▶ [Task statement] Tally up the lines carrying the string "wehrtes" and respond with only the resulting number.

[START OF Given data]

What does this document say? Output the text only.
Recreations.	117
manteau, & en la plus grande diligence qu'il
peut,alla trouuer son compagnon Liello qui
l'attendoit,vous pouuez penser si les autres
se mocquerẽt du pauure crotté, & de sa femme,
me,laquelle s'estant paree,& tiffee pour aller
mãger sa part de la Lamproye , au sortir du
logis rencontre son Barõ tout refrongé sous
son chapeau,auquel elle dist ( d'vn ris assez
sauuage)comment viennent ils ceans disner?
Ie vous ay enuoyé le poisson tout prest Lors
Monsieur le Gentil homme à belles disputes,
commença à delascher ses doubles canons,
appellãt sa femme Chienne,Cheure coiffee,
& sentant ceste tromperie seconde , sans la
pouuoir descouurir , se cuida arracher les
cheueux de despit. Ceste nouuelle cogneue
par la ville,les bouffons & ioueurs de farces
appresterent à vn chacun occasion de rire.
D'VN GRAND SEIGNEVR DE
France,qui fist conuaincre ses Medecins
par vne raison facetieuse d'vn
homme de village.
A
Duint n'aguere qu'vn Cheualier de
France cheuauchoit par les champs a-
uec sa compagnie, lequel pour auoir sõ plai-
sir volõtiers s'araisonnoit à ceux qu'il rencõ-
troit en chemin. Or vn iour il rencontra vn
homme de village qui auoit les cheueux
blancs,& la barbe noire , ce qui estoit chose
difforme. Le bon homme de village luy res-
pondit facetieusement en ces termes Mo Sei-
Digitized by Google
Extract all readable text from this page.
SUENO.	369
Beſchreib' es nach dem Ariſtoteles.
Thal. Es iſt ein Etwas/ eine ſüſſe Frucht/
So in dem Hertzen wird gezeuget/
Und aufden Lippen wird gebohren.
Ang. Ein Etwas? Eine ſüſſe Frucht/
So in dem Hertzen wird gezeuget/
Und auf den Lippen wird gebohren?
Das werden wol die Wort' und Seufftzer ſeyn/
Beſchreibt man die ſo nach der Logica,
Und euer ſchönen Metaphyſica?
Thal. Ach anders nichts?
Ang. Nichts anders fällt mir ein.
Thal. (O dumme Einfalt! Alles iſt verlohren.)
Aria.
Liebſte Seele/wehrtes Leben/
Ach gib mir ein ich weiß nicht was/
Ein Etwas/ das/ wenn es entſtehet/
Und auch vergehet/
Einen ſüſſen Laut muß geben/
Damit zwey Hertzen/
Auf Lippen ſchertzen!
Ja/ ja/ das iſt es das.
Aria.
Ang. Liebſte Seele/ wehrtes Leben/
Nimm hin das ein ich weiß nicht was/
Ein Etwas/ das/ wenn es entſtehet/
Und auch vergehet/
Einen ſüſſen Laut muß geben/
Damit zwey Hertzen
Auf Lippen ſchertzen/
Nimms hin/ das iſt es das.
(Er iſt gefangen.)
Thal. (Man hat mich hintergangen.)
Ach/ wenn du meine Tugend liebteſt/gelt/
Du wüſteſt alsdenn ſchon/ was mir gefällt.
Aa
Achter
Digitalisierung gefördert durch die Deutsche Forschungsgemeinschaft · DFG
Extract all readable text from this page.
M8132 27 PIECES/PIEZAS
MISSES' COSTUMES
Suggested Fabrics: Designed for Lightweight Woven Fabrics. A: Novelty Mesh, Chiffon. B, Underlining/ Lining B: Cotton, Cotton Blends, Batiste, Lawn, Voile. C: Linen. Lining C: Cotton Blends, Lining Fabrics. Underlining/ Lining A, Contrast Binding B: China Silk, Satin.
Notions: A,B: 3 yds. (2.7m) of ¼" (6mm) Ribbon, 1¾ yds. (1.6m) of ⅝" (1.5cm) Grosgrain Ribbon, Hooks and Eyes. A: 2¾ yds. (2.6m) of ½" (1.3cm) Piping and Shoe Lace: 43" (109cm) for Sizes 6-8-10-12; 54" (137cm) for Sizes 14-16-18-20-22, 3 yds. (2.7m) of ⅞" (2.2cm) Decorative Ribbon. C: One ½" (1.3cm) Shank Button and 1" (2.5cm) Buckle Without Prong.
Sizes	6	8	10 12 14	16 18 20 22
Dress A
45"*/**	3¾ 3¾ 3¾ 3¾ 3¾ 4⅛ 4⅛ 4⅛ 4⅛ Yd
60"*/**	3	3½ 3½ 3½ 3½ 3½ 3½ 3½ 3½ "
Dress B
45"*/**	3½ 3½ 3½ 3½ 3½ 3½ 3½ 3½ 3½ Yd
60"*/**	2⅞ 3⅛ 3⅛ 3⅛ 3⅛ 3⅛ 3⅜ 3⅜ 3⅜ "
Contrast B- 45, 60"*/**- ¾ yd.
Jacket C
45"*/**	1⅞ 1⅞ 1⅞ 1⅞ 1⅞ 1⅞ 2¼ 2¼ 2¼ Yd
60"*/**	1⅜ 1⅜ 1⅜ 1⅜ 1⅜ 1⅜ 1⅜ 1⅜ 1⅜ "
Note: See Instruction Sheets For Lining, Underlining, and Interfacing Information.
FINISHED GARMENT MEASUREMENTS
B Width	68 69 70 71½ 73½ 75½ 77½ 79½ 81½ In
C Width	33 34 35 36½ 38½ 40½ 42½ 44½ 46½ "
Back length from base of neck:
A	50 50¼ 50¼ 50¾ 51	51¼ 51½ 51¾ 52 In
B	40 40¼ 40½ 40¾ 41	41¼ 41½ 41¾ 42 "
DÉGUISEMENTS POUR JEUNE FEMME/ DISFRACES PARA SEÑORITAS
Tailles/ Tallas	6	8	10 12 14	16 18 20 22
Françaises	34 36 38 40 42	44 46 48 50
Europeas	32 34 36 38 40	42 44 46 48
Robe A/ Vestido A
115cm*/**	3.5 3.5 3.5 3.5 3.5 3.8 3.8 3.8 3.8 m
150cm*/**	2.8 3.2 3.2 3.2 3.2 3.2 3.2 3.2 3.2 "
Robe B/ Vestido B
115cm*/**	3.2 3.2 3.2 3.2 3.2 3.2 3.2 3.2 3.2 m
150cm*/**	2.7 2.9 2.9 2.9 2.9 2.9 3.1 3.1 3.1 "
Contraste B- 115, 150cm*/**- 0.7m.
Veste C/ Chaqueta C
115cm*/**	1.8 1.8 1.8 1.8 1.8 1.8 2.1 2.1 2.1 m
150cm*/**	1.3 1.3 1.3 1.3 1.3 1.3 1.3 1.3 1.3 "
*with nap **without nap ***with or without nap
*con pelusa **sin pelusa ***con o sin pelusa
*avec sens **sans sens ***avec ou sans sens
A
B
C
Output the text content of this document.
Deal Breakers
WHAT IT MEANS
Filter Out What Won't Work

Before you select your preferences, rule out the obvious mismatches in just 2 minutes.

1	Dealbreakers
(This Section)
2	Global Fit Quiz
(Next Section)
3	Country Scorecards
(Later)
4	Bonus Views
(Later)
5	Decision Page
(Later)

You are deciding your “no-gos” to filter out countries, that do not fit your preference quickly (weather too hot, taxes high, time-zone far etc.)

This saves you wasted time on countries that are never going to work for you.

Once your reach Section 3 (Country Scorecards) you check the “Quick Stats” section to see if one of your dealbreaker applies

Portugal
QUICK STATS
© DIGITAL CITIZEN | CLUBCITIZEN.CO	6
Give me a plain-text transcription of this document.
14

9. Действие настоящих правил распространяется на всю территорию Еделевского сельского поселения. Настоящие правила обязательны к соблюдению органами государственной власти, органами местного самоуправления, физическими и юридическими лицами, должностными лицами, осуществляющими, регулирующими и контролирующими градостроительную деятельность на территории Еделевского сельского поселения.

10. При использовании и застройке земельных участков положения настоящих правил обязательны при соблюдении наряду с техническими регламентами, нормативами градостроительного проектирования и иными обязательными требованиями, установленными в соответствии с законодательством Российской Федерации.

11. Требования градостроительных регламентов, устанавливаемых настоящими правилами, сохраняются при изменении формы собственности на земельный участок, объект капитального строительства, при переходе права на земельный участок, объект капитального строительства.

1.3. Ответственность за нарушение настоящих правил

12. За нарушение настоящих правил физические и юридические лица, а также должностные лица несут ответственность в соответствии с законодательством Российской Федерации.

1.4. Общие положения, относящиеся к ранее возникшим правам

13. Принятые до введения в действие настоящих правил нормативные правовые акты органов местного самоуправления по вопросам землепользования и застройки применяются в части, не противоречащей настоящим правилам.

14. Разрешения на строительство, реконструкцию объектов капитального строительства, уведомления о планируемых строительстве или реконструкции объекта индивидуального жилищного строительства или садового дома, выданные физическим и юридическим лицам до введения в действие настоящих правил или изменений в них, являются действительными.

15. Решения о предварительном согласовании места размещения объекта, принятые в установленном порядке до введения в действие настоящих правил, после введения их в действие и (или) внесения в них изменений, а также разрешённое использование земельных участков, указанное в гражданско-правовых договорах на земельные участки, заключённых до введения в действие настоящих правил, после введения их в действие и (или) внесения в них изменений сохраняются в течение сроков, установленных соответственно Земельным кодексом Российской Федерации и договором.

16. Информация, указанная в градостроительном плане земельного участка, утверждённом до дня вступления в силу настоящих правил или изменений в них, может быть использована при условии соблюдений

[END OF Given data]

▶ [Answer to the exercise] 2